Galileo also conducted an experiment through which he found that falling objects on earth fall with the same acceleration despite their mass. There were necessary conditions for this such as negligible air draft relative to the mass. In other words, if an elephant and an earthworm jumped from the same floor of a building in vacuum, they’d both hit the ground at the same time. He made these observations but never could derive the mathematics for the same and hence, he could never really understand the mysterious ways in which the force that enabled this to happen functioned.
Do you think human imagination could have fathomed an idea so vast as that of infinite stars in the sky if Galileo never made his model of the telescope?
Fortunate Casualty
Newton was an English physicist and mathematician. He was thoroughly intrigued by this mysterious force that lead Kepler to theorize his planetary laws and which Galileo discovered influenced falling objects on earth. To Newton, Math was the language of the cosmos and using the same he started deducing this seemingly magical force that shaped and formed everything in the universe from the moving planets in the solar system to apples falling off of trees on earth. Newton was the one to remove the last doubts about the heliocentric model of the solar system when he formulated his laws of motion and universal gravity. Gravity changed everything. We now started realizing that our existence wasn’t planned like we thought it was but in fact the reason we were in a position to contemplate existence itself was because all the forces in the cosmos had somehow managed to coherently form the perfect conditions for our being. Our existence was only, a fortunate casualty.
How did knowing that our existence was a mere accident change things?
Begin Being
Albert Einstein was a German physicist. He thought a lot about how we came to be. He liked the idea of an infinite, static universe and philosophically believed that the universe had no beginning and no end, that it was eternal. Einstein had a whacky theory, one that seemed like it was right out of a science fiction film. He believed that the two of the primary entities that are inherent to all of us, space and time aren’t two at all. They weren’t distinct, but were one, Spacetime. He claimed that Spacetime was the fabric of the universe. Everything we knew of was crafted within it. Moreover, he realized that gravity worked because matter that every form is constituted of, influenced Spacetime.
Einstein’s revelations conflicted his beliefs. They suggested that the universe was not static but expanding. This implied that there indeed was a beginning and an end. Einstein lead us to that moment in creation when our being, began. We live in Einstein’s world, that of Spacetime. What if we knew more about it than we do today? How would it change what we think about it?
Some Hindus have an elephant to show. No one here has ever seen an elephant. They bring it at night to a dark room. One by one, we go in the dark and come out saying how we experience the animal. One of us happens to touch the trunk. A water-pipe kind of creature. Another, the ear. A very strong, always moving back and forth, fan-animal. Another, the leg. I find it still, like a column on a temple. Another touches the curved back. A leathery throne. Another the cleverest, feels the tusk. A rounded sword made of porcelain. He is proud of his description. Each of us touches one place and understands the whole that way. The palm and the fingers feeling in the dark are how the senses explore the reality of the elephant. If each of us held a candle there, and if we went in together, we could see it.

============================================================

**What to work on:**
Decide whether each statement agrees with the passage on Galileo, Newton and Einstein, and answer yes or no. Support each answer with the deciding words of the passage.
1. Galileo derived the mathematics behind the acceleration of falling objects.
2. Newton's laws of motion and universal gravity removed the last doubts about the heliocentric model.
3. Einstein's revelations supported his belief in a static universe.
The data that comes after this passage has no connection to its content.

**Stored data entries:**

============================================================

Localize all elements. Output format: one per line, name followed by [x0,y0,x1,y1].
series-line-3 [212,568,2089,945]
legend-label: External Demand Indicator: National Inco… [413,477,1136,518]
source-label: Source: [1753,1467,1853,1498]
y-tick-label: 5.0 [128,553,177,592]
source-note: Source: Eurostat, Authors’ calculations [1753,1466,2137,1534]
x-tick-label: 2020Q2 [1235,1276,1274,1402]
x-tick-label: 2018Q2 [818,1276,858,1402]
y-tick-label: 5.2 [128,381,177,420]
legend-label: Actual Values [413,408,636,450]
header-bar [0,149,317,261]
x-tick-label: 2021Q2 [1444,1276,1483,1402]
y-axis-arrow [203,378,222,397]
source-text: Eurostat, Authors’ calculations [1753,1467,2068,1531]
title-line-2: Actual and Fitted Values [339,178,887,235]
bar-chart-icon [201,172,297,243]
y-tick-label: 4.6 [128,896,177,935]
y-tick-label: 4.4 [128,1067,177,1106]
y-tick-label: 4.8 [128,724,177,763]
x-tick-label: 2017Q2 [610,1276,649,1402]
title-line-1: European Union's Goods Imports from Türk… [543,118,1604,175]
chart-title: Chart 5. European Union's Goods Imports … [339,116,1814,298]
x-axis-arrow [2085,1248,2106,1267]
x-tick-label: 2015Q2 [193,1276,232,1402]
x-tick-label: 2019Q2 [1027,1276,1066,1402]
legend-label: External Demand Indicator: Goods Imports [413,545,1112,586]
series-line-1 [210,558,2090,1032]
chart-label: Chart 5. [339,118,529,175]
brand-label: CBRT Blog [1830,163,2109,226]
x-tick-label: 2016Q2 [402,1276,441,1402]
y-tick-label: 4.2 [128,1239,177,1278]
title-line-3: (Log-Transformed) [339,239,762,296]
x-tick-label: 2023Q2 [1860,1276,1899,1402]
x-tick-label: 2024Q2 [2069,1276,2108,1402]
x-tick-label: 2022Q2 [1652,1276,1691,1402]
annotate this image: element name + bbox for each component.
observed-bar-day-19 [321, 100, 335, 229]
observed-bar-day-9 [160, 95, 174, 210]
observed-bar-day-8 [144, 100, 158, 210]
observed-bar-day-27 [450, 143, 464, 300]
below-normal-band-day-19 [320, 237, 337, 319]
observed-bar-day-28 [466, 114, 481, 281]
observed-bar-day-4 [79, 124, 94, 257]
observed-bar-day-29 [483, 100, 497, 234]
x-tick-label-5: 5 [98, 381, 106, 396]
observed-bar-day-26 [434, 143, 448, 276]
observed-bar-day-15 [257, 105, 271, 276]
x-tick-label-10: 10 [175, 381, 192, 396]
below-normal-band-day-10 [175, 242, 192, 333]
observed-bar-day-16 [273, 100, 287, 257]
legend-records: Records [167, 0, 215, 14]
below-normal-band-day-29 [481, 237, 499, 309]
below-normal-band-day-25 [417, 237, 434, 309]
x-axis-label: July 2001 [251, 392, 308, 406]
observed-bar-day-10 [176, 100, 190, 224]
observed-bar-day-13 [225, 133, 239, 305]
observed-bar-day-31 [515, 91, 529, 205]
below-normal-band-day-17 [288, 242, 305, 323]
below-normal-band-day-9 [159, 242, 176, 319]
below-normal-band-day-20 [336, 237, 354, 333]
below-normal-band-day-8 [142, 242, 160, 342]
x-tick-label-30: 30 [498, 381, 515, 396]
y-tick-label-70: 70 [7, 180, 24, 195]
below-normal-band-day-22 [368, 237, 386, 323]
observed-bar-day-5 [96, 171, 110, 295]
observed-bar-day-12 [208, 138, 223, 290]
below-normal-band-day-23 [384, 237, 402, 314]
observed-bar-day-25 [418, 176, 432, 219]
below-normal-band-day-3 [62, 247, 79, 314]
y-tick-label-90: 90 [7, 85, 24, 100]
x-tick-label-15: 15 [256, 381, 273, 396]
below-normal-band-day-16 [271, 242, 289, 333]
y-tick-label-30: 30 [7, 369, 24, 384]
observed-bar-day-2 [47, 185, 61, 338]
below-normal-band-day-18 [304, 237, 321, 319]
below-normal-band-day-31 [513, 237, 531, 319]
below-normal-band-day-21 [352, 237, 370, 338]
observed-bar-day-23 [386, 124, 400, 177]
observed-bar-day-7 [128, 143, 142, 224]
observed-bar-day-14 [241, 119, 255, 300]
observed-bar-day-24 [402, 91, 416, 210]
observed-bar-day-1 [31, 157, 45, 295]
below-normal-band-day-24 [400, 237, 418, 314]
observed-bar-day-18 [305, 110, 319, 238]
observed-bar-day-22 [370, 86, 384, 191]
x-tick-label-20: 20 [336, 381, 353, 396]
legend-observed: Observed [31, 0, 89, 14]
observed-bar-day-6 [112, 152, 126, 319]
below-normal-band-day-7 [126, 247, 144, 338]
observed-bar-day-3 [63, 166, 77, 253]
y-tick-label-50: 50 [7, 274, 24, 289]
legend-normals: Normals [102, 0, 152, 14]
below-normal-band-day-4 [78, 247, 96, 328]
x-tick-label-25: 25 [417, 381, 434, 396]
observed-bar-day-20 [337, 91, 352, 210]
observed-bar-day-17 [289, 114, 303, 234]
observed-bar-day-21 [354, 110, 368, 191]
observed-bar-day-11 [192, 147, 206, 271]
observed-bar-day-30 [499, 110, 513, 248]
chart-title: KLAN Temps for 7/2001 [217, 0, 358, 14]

============================================================

**Task output:**
1. No: "He made these observations but never could derive the mathematics for the same"
2. Yes: "Newton was the one to remove the last doubts about the heliocentric model of the solar system when he formulated his laws of motion and universal gravity."
3. No: "Einstein’s revelations conflicted his beliefs. They suggested that the universe was not static but expanding."